## WRITTEN INSTRUCTION
Assemble all lines in which the string "хозяйственного" appears.

Data records:
------------------------

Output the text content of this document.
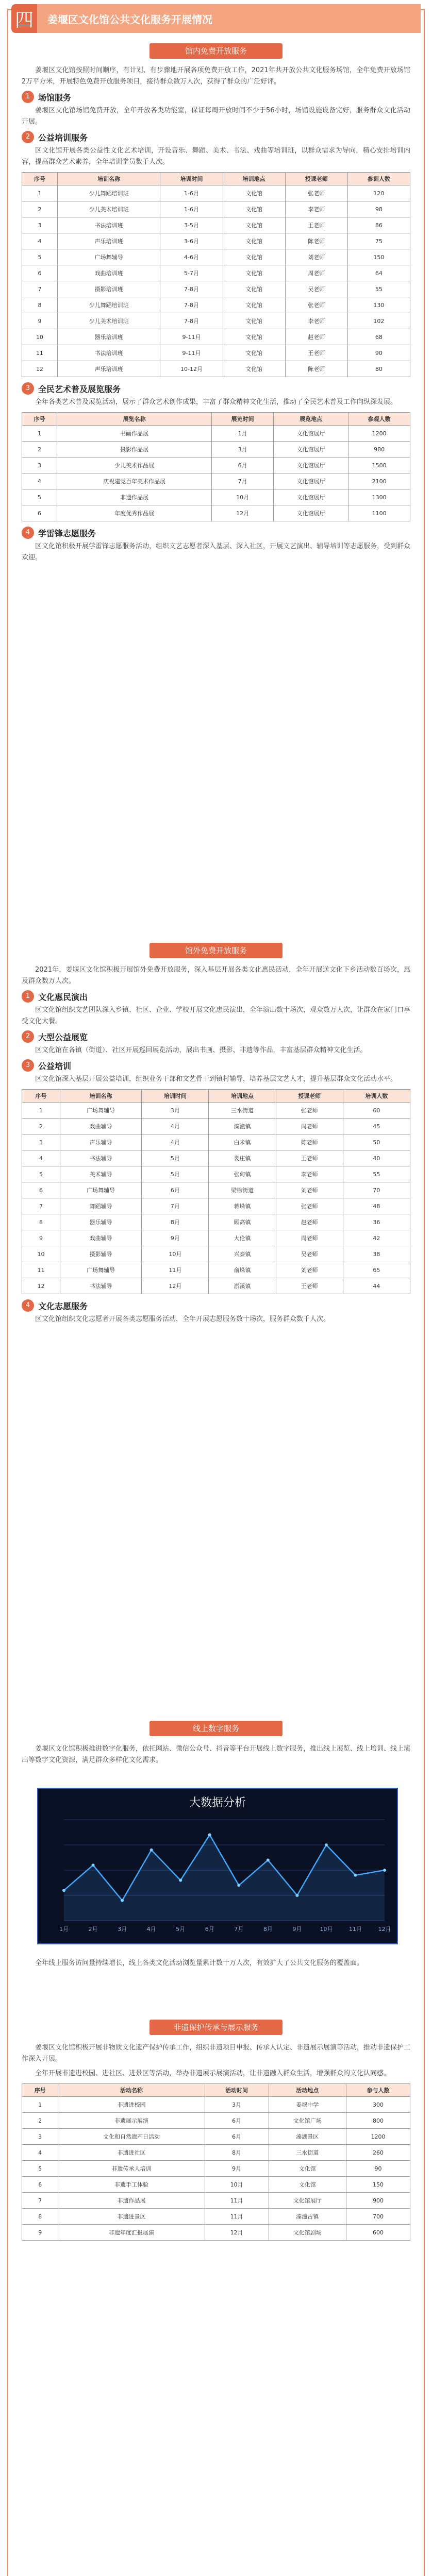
四	姜堰区文化馆公共文化服务开展情况
馆内免费开放服务

姜堰区文化馆按照时间顺序，有计划、有步骤地开展各项免费开放工作，2021年共开放公共文化服务场馆，全年免费开放场馆2万平方米，开展特色免费开放服务项目，接待群众数万人次，获得了群众的广泛好评。

1 场馆服务

姜堰区文化馆场馆免费开放，全年开放各类功能室，保证每周开放时间不少于56小时，场馆设施设备完好，服务群众文化活动开展。

2 公益培训服务

区文化馆开展各类公益性文化艺术培训，开设音乐、舞蹈、美术、书法、戏曲等培训班，以群众需求为导向，精心安排培训内容，提高群众艺术素养，全年培训学员数千人次。

序号	培训名称	培训时间	培训地点	授课老师	参训人数
1	少儿舞蹈培训班	1-6月	文化馆	张老师	120
2	少儿美术培训班	1-6月	文化馆	李老师	98
3	书法培训班	3-5月	文化馆	王老师	86
4	声乐培训班	3-6月	文化馆	陈老师	75
5	广场舞辅导	4-6月	文化馆	刘老师	150
6	戏曲培训班	5-7月	文化馆	周老师	64
7	摄影培训班	7-8月	文化馆	吴老师	55
8	少儿舞蹈培训班	7-8月	文化馆	张老师	130
9	少儿美术培训班	7-8月	文化馆	李老师	102
10	器乐培训班	9-11月	文化馆	赵老师	68
11	书法培训班	9-11月	文化馆	王老师	90
12	声乐培训班	10-12月	文化馆	陈老师	80
3 全民艺术普及展览服务

全年各类艺术普及展览活动，展示了群众艺术创作成果，丰富了群众精神文化生活，推动了全民艺术普及工作向纵深发展。

序号	展览名称	展览时间	展览地点	参观人数
1	书画作品展	1月	文化馆展厅	1200
2	摄影作品展	3月	文化馆展厅	980
3	少儿美术作品展	6月	文化馆展厅	1500
4	庆祝建党百年美术作品展	7月	文化馆展厅	2100
5	非遗作品展	10月	文化馆展厅	1300
6	年度优秀作品展	12月	文化馆展厅	1100
4 学雷锋志愿服务

区文化馆积极开展学雷锋志愿服务活动，组织文艺志愿者深入基层、深入社区，开展文艺演出、辅导培训等志愿服务，受到群众欢迎。

馆外免费开放服务

2021年，姜堰区文化馆积极开展馆外免费开放服务，深入基层开展各类文化惠民活动，全年开展送文化下乡活动数百场次，惠及群众数万人次。

1 文化惠民演出

区文化馆组织文艺团队深入乡镇、社区、企业、学校开展文化惠民演出，全年演出数十场次，观众数万人次，让群众在家门口享受文化大餐。

2 大型公益展览

区文化馆在各镇（街道）、社区开展巡回展览活动，展出书画、摄影、非遗等作品，丰富基层群众精神文化生活。

3 公益培训

区文化馆深入基层开展公益培训，组织业务干部和文艺骨干到镇村辅导，培养基层文艺人才，提升基层群众文化活动水平。

序号	培训名称	培训时间	培训地点	授课老师	培训人数
1	广场舞辅导	3月	三水街道	张老师	60
2	戏曲辅导	4月	溱潼镇	周老师	45
3	声乐辅导	4月	白米镇	陈老师	50
4	书法辅导	5月	娄庄镇	王老师	40
5	美术辅导	5月	张甸镇	李老师	55
6	广场舞辅导	6月	梁徐街道	刘老师	70
7	舞蹈辅导	7月	蒋垛镇	张老师	48
8	器乐辅导	8月	顾高镇	赵老师	36
9	戏曲辅导	9月	大伦镇	周老师	42
10	摄影辅导	10月	兴泰镇	吴老师	38
11	广场舞辅导	11月	俞垛镇	刘老师	65
12	书法辅导	12月	淤溪镇	王老师	44
4 文化志愿服务

区文化馆组织文化志愿者开展各类志愿服务活动，全年开展志愿服务数十场次，服务群众数千人次。

线上数字服务

姜堰区文化馆积极推进数字化服务，依托网站、微信公众号、抖音等平台开展线上数字服务，推出线上展览、线上培训、线上演出等数字文化资源，满足群众多样化文化需求。

大数据分析
1月	2月	3月	4月	5月	6月	7月	8月	9月	10月	11月	12月

全年线上服务访问量持续增长，线上各类文化活动浏览量累计数十万人次，有效扩大了公共文化服务的覆盖面。

非遗保护传承与展示服务

姜堰区文化馆积极开展非物质文化遗产保护传承工作，组织非遗项目申报、传承人认定、非遗展示展演等活动，推动非遗保护工作深入开展。

全年开展非遗进校园、进社区、进景区等活动，举办非遗展示展演活动，让非遗融入群众生活，增强群众的文化认同感。

序号	活动名称	活动时间	活动地点	参与人数
1	非遗进校园	3月	姜堰中学	300
2	非遗展示展演	6月	文化馆广场	800
3	文化和自然遗产日活动	6月	溱湖景区	1200
4	非遗进社区	8月	三水街道	260
5	非遗传承人培训	9月	文化馆	90
6	非遗手工体验	10月	文化馆	150
7	非遗作品展	11月	文化馆展厅	900
8	非遗进景区	11月	溱潼古镇	700
9	非遗年度汇报展演	12月	文化馆剧场	600
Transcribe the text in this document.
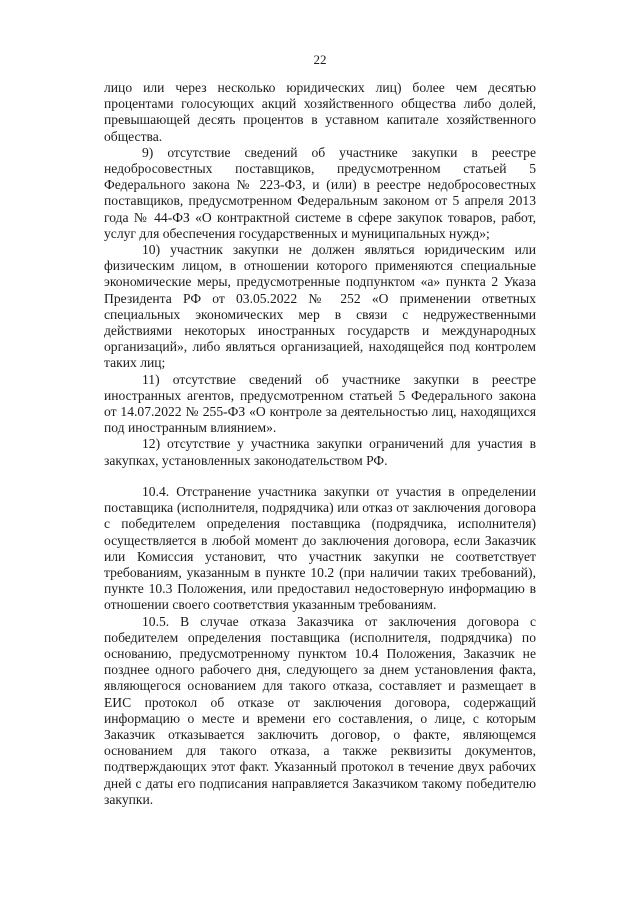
22

лицо или через несколько юридических лиц) более чем десятью процентами голосующих акций хозяйственного общества либо долей, превышающей десять процентов в уставном капитале хозяйственного общества.

9) отсутствие сведений об участнике закупки в реестре недобросовестных поставщиков, предусмотренном статьей 5 Федерального закона № 223-ФЗ, и (или) в реестре недобросовестных поставщиков, предусмотренном Федеральным законом от 5 апреля 2013 года № 44-ФЗ «О контрактной системе в сфере закупок товаров, работ, услуг для обеспечения государственных и муниципальных нужд»;

10) участник закупки не должен являться юридическим или физическим лицом, в отношении которого применяются специальные экономические меры, предусмотренные подпунктом «а» пункта 2 Указа Президента РФ от 03.05.2022 № 252 «О применении ответных специальных экономических мер в связи с недружественными действиями некоторых иностранных государств и международных организаций», либо являться организацией, находящейся под контролем таких лиц;

11) отсутствие сведений об участнике закупки в реестре иностранных агентов, предусмотренном статьей 5 Федерального закона от 14.07.2022 № 255-ФЗ «О контроле за деятельностью лиц, находящихся под иностранным влиянием».

12) отсутствие у участника закупки ограничений для участия в закупках, установленных законодательством РФ.

10.4. Отстранение участника закупки от участия в определении поставщика (исполнителя, подрядчика) или отказ от заключения договора с победителем определения поставщика (подрядчика, исполнителя) осуществляется в любой момент до заключения договора, если Заказчик или Комиссия установит, что участник закупки не соответствует требованиям, указанным в пункте 10.2 (при наличии таких требований), пункте 10.3 Положения, или предоставил недостоверную информацию в отношении своего соответствия указанным требованиям.

10.5. В случае отказа Заказчика от заключения договора с победителем определения поставщика (исполнителя, подрядчика) по основанию, предусмотренному пунктом 10.4 Положения, Заказчик не позднее одного рабочего дня, следующего за днем установления факта, являющегося основанием для такого отказа, составляет и размещает в ЕИС протокол об отказе от заключения договора, содержащий информацию о месте и времени его составления, о лице, с которым Заказчик отказывается заключить договор, о факте, являющемся основанием для такого отказа, а также реквизиты документов, подтверждающих этот факт. Указанный протокол в течение двух рабочих дней с даты его подписания направляется Заказчиком такому победителю закупки.
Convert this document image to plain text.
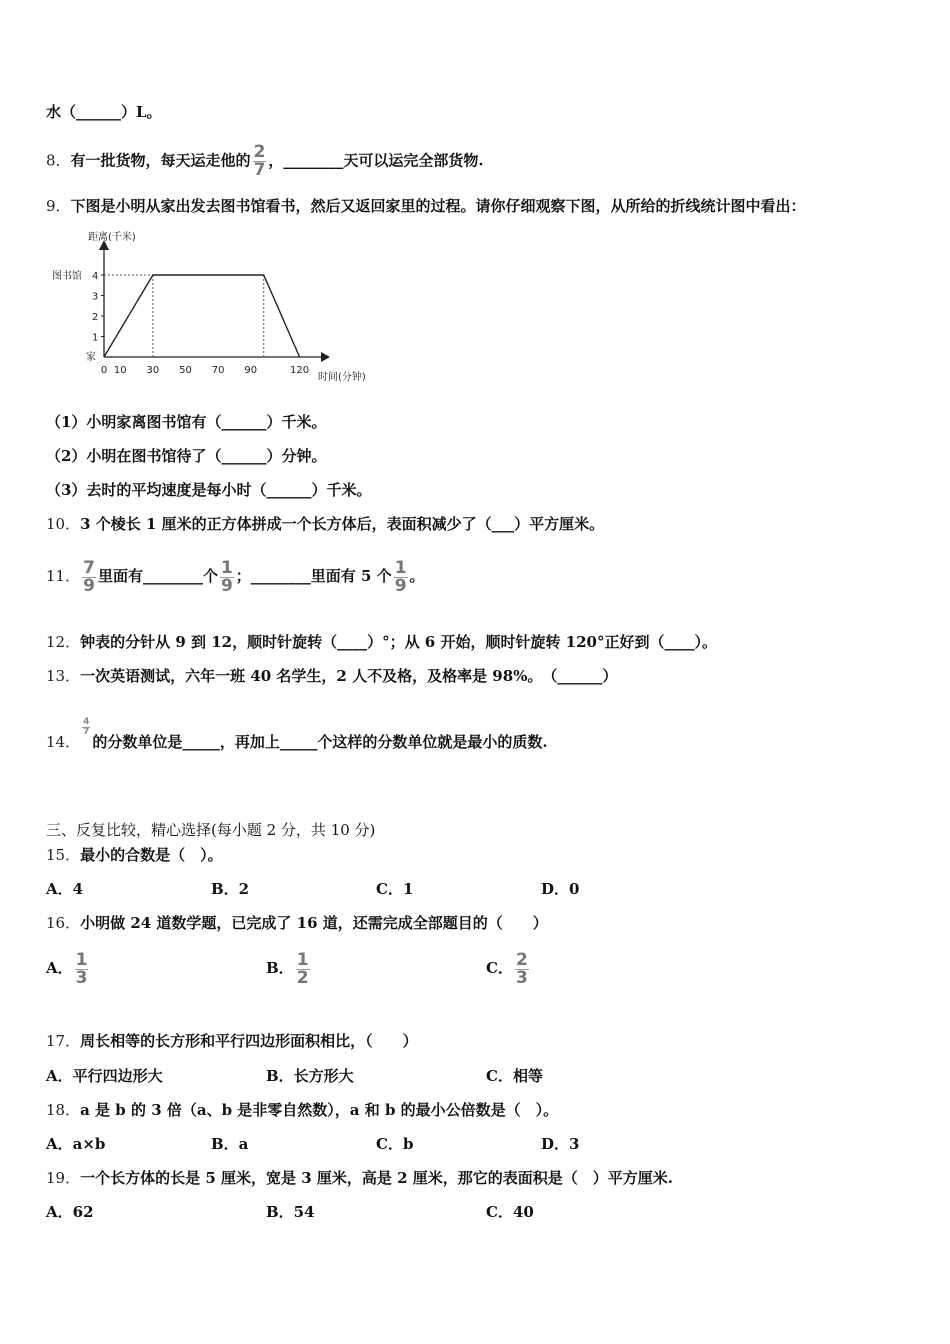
水（______）L。
8．有一批货物，每天运走他的 $\frac{2}{7}$ ，________天可以运完全部货物.
9．下图是小明从家出发去图书馆看书，然后又返回家里的过程。请你仔细观察下图，从所给的折线统计图中看出：
距离(千米)
时间(分钟)
图书馆
家
1
2
3
4
0 10 30 50 70 90	120
（1）小明家离图书馆有（______）千米。
（2）小明在图书馆待了（______）分钟。
（3）去时的平均速度是每小时（______）千米。
10．3 个棱长 1 厘米的正方体拼成一个长方体后，表面积减少了（___）平方厘米。
11． $\frac{7}{9}$ 里面有________个 $\frac{1}{9}$ ；________里面有 5 个 $\frac{1}{9}$ 。
12．钟表的分针从 9 到 12，顺时针旋转（____）°；从 6 开始，顺时针旋转 120°正好到（____）。
13．一次英语测试，六年一班 40 名学生，2 人不及格，及格率是 98%。　（______）
14．
$\frac{4}{7}$
的分数单位是_____，再加上_____个这样的分数单位就是最小的质数.
三、反复比较，精心选择(每小题 2 分，共 10 分)
15．最小的合数是（　）。
A．4	B．2	C．1	D．0
16．小明做 24 道数学题，已完成了 16 道，还需完成全部题目的（　　）
A． $\frac{1}{3}$	B． $\frac{1}{2}$	C． $\frac{2}{3}$
17．周长相等的长方形和平行四边形面积相比，（　　）
A．平行四边形大	B．长方形大	C．相等
18．a 是 b 的 3 倍（a、b 是非零自然数），a 和 b 的最小公倍数是（　）。
A．a×b	B．a	C．b	D．3
19．一个长方体的长是 5 厘米，宽是 3 厘米，高是 2 厘米，那它的表面积是（　）平方厘米.
A．62	B．54	C．40
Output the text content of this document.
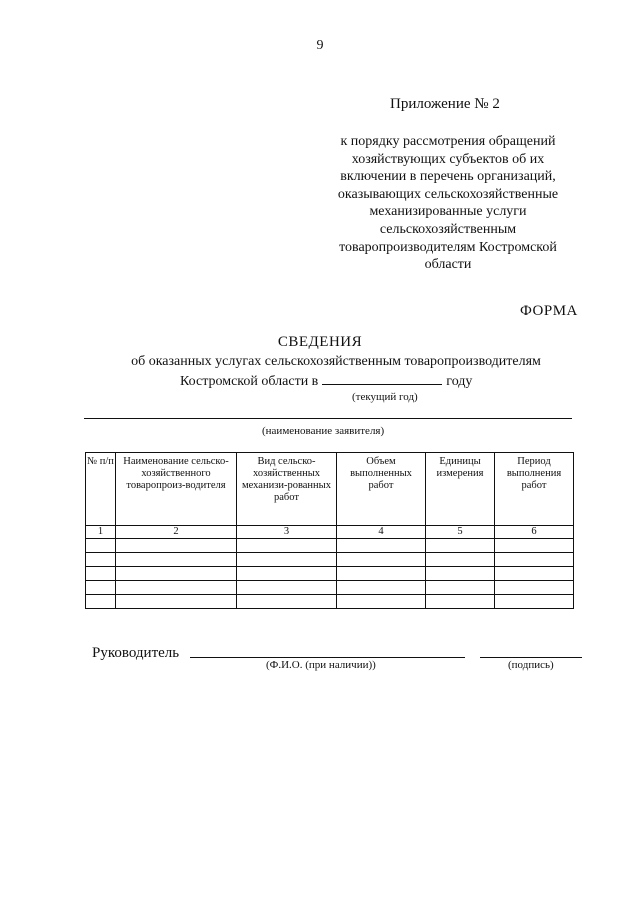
9
Приложение № 2
к порядку рассмотрения обращений
хозяйствующих субъектов об их
включении в перечень организаций,
оказывающих сельскохозяйственные
механизированные услуги
сельскохозяйственным
товаропроизводителям Костромской
области
ФОРМА
СВЕДЕНИЯ
об оказанных услугах сельскохозяйственным товаропроизводителям
Костромской области в	году
(текущий год)
(наименование заявителя)
№ п/п	Наименование сельско-хозяйственного товаропроиз-водителя	Вид сельско-хозяйственных механизи-рованных работ	Объем выполненных работ	Единицы измерения	Период выполнения работ
1	2	3	4	5	6

Руководитель
(Ф.И.О. (при наличии))	(подпись)
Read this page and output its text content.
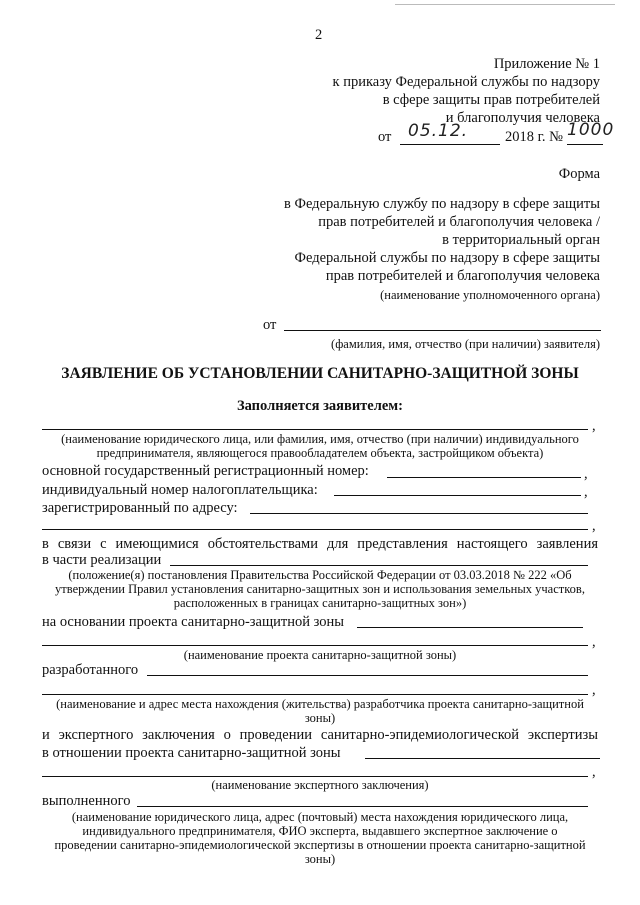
2
Приложение № 1
к приказу Федеральной службы по надзору
в сфере защиты прав потребителей
и благополучия человека
от 05.12.	2018 г. № 1000
Форма
в Федеральную службу по надзору в сфере защиты
прав потребителей и благополучия человека /
в территориальный орган
Федеральной службы по надзору в сфере защиты
прав потребителей и благополучия человека
(наименование уполномоченного органа)
от
(фамилия, имя, отчество (при наличии) заявителя)
ЗАЯВЛЕНИЕ ОБ УСТАНОВЛЕНИИ САНИТАРНО-ЗАЩИТНОЙ ЗОНЫ
Заполняется заявителем:
,
(наименование юридического лица, или фамилия, имя, отчество (при наличии) индивидуального
предпринимателя, являющегося правообладателем объекта, застройщиком объекта)
основной государственный регистрационный номер:	,
индивидуальный номер налогоплательщика:	,
зарегистрированный по адресу:
,
в связи с имеющимися обстоятельствами для представления настоящего заявления
в части реализации
(положение(я) постановления Правительства Российской Федерации от 03.03.2018 № 222 «Об
утверждении Правил установления санитарно-защитных зон и использования земельных участков,
расположенных в границах санитарно-защитных зон»)
на основании проекта санитарно-защитной зоны
,
(наименование проекта санитарно-защитной зоны)
разработанного
,
(наименование и адрес места нахождения (жительства) разработчика проекта санитарно-защитной
зоны)
и экспертного заключения о проведении санитарно-эпидемиологической экспертизы
в отношении проекта санитарно-защитной зоны
,
(наименование экспертного заключения)
выполненного
(наименование юридического лица, адрес (почтовый) места нахождения юридического лица,
индивидуального предпринимателя, ФИО эксперта, выдавшего экспертное заключение о
проведении санитарно-эпидемиологической экспертизы в отношении проекта санитарно-защитной
зоны)
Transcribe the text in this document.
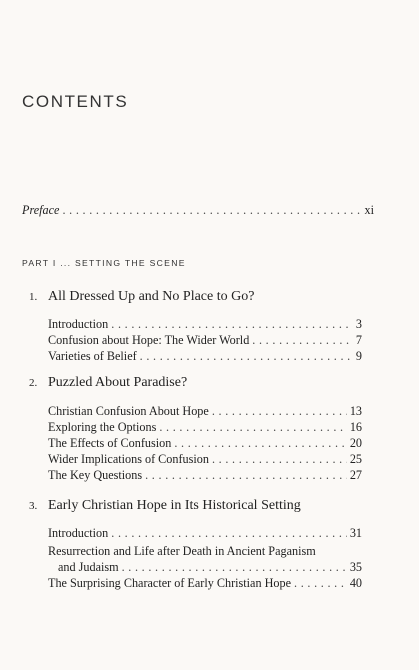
CONTENTS
Preface . . .	xi
PART I ... SETTING THE SCENE
1. All Dressed Up and No Place to Go?
Introduction . . .	3
Confusion about Hope: The Wider World . . .	7
Varieties of Belief . . .	9
2. Puzzled About Paradise?
Christian Confusion About Hope . . .	13
Exploring the Options . . .	16
The Effects of Confusion . . .	20
Wider Implications of Confusion . . .	25
The Key Questions . . .	27
3. Early Christian Hope in Its Historical Setting
Introduction . . .	31
Resurrection and Life after Death in Ancient Paganism
and Judaism . . .	35
The Surprising Character of Early Christian Hope . . .	40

------------------------

## EXERCISE ANSWER
лицо или через несколько юридических лиц) более чем десятью процентами голосующих акций хозяйственного общества либо долей, превышающей десять процентов в уставном капитале хозяйственного общества.
№ п/п	Наименование сельско-хозяйственного товаропроиз-водителя	Вид сельско-хозяйственных механизи-рованных работ	Объем выполненных работ	Единицы измерения	Период выполнения работ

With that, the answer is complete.